• [Stored data entries]
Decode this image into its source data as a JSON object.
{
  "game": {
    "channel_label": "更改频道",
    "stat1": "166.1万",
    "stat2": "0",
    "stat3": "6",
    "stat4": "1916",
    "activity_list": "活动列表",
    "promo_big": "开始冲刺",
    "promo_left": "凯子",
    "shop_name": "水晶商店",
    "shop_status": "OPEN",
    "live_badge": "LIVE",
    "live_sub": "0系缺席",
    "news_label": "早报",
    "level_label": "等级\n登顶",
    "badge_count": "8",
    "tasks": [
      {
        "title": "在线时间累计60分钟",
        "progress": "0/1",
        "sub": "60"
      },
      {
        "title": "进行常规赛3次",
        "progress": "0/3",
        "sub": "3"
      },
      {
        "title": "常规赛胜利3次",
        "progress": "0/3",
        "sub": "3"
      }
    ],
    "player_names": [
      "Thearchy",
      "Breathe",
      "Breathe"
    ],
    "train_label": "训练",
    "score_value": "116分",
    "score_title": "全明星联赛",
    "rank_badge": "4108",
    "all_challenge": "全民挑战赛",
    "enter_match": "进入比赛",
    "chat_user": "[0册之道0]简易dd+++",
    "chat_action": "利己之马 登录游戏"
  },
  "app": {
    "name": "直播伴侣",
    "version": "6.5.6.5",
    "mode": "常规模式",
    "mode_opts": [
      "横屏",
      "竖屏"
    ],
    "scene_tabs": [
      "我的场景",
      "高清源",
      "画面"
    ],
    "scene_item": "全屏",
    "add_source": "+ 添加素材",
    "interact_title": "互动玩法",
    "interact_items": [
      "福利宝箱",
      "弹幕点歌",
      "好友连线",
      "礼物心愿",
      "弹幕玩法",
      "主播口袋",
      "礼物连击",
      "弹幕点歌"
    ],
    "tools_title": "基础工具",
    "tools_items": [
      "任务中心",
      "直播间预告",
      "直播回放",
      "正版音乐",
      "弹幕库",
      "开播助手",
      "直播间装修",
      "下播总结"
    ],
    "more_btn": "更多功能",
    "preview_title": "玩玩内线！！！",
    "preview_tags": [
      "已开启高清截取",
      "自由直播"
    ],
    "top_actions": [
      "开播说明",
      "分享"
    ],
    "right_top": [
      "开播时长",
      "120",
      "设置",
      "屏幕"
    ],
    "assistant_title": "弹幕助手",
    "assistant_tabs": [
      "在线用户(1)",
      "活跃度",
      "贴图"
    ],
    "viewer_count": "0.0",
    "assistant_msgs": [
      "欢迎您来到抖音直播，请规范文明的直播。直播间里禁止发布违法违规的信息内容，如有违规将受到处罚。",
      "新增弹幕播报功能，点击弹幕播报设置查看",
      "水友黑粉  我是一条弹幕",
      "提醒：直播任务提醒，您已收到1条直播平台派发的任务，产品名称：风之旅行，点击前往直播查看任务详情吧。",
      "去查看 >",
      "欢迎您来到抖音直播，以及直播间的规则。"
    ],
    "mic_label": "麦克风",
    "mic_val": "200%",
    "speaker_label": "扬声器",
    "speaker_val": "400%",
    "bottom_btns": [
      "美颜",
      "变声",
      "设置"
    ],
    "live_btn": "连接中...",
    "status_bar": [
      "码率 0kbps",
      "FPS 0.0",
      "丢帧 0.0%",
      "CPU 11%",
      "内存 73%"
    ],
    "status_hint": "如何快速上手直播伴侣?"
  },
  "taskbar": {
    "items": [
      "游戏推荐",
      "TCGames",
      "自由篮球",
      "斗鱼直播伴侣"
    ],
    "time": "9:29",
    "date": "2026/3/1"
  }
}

...

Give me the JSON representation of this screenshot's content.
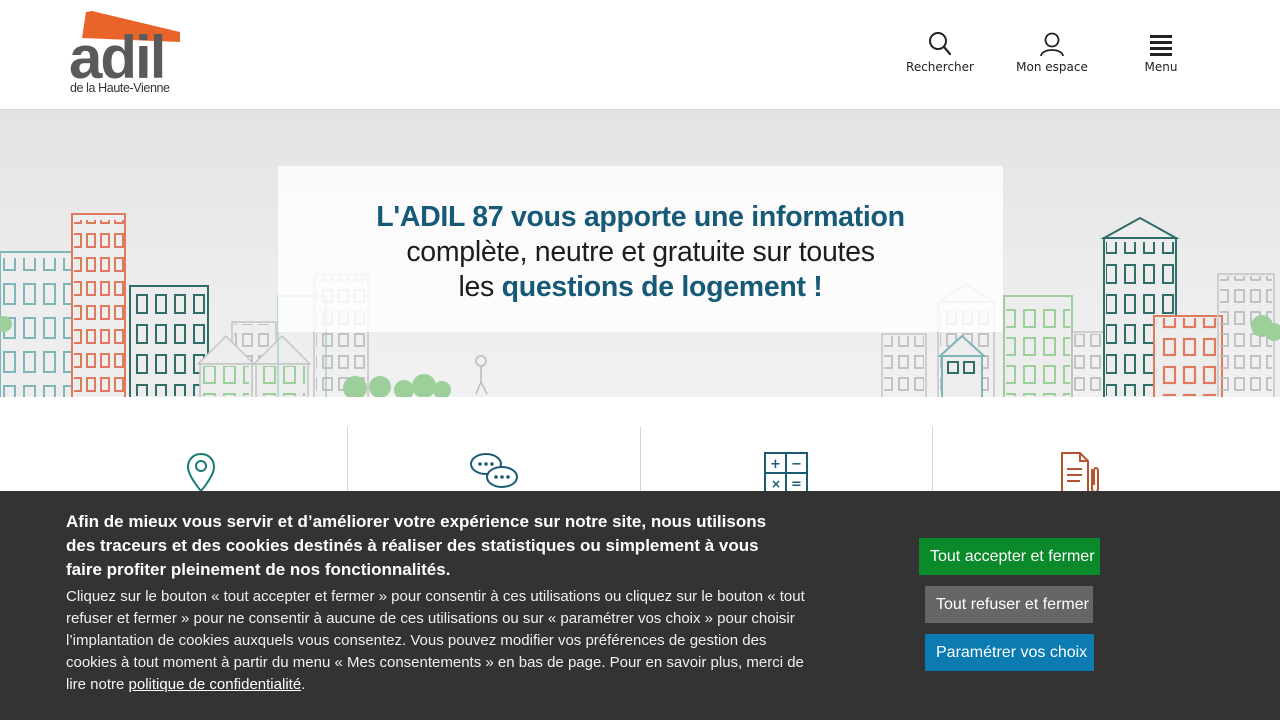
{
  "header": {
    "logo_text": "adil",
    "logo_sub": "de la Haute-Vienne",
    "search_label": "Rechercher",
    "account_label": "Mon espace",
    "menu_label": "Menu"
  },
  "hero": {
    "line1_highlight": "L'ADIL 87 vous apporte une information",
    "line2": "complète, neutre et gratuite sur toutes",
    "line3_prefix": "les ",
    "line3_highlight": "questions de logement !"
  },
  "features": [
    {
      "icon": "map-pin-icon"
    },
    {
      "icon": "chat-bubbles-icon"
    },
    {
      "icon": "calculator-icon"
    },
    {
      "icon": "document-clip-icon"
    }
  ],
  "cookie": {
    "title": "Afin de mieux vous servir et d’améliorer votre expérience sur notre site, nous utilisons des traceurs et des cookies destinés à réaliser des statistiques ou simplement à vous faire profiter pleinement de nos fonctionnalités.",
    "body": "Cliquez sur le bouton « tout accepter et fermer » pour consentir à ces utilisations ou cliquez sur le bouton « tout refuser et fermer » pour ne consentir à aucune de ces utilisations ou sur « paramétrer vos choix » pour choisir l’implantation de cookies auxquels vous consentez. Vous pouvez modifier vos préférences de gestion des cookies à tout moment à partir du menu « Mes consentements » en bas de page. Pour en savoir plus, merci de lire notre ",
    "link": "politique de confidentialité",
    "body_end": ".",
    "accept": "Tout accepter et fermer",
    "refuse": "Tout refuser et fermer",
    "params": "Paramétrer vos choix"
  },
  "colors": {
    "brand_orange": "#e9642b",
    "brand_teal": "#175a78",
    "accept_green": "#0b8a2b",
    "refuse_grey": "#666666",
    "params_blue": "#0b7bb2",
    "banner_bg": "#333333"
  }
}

==

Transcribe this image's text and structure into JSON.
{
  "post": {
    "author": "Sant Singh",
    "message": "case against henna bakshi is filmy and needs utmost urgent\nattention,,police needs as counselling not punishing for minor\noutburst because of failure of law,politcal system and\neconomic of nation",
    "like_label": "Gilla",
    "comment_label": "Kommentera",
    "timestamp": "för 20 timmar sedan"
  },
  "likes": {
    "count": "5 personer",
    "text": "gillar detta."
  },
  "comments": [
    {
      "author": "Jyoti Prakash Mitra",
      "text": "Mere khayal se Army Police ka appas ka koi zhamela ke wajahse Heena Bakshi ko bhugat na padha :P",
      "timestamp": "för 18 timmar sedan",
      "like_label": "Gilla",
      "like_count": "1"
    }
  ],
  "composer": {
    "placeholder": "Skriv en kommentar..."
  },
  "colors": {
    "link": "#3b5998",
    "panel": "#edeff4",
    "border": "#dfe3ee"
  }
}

• [Task objective]
Which lines contain "vous"? Show each of them.

• [Solution to this exercise]
    "line1_highlight": "L'ADIL 87 vous apporte une information",
    "title": "Afin de mieux vous servir et d’améliorer votre expérience sur notre site, nous utilisons des traceurs et des cookies destinés à réaliser des statistiques ou simplement à vous faire profiter pleinement de nos fonctionnalités.",
    "body": "Cliquez sur le bouton « tout accepter et fermer » pour consentir à ces utilisations ou cliquez sur le bouton « tout refuser et fermer » pour ne consentir à aucune de ces utilisations ou sur « paramétrer vos choix » pour choisir l’implantation de cookies auxquels vous consentez. Vous pouvez modifier vos préférences de gestion des cookies à tout moment à partir du menu « Mes consentements » en bas de page. Pour en savoir plus, merci de lire notre ",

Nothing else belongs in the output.